Start of MATERIAL FOR THIS EXERCISE

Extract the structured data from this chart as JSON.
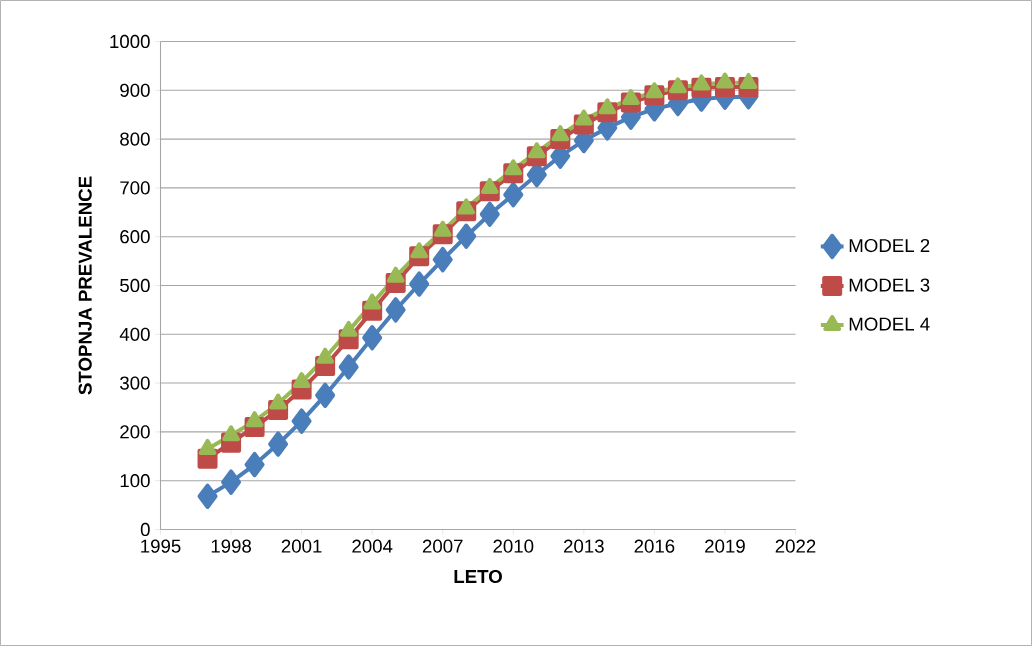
{
  "chart_data": {
    "type": "line",
    "xlabel": "LETO",
    "ylabel": "STOPNJA PREVALENCE",
    "x": [
      1997,
      1998,
      1999,
      2000,
      2001,
      2002,
      2003,
      2004,
      2005,
      2006,
      2007,
      2008,
      2009,
      2010,
      2011,
      2012,
      2013,
      2014,
      2015,
      2016,
      2017,
      2018,
      2019,
      2020
    ],
    "series": [
      {
        "name": "MODEL 2",
        "color": "#4a7ebb",
        "marker": "diamond",
        "values": [
          68,
          97,
          133,
          175,
          222,
          275,
          333,
          393,
          450,
          503,
          553,
          601,
          646,
          686,
          727,
          765,
          797,
          823,
          845,
          862,
          873,
          882,
          886,
          887
        ]
      },
      {
        "name": "MODEL 3",
        "color": "#be4b48",
        "marker": "square",
        "values": [
          145,
          178,
          210,
          245,
          287,
          335,
          390,
          448,
          505,
          560,
          605,
          652,
          693,
          730,
          765,
          800,
          830,
          855,
          875,
          890,
          900,
          905,
          907,
          907
        ]
      },
      {
        "name": "MODEL 4",
        "color": "#98b954",
        "marker": "triangle",
        "values": [
          165,
          193,
          222,
          258,
          302,
          352,
          407,
          463,
          518,
          568,
          612,
          658,
          700,
          738,
          773,
          808,
          840,
          863,
          882,
          896,
          906,
          912,
          916,
          915
        ]
      }
    ],
    "xlim": [
      1995,
      2022
    ],
    "xticks": [
      1995,
      1998,
      2001,
      2004,
      2007,
      2010,
      2013,
      2016,
      2019,
      2022
    ],
    "ylim": [
      0,
      1000
    ],
    "yticks": [
      0,
      100,
      200,
      300,
      400,
      500,
      600,
      700,
      800,
      900,
      1000
    ],
    "grid": "y",
    "legend": "right",
    "line_style": "solid"
  }
}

End of MATERIAL FOR THIS EXERCISE

STATED GOAL:
Write out every line of the listing that holds the word "marker".

RESPONSE TO THIS EXERCISE:
        "marker": "diamond",
        "marker": "square",
        "marker": "triangle",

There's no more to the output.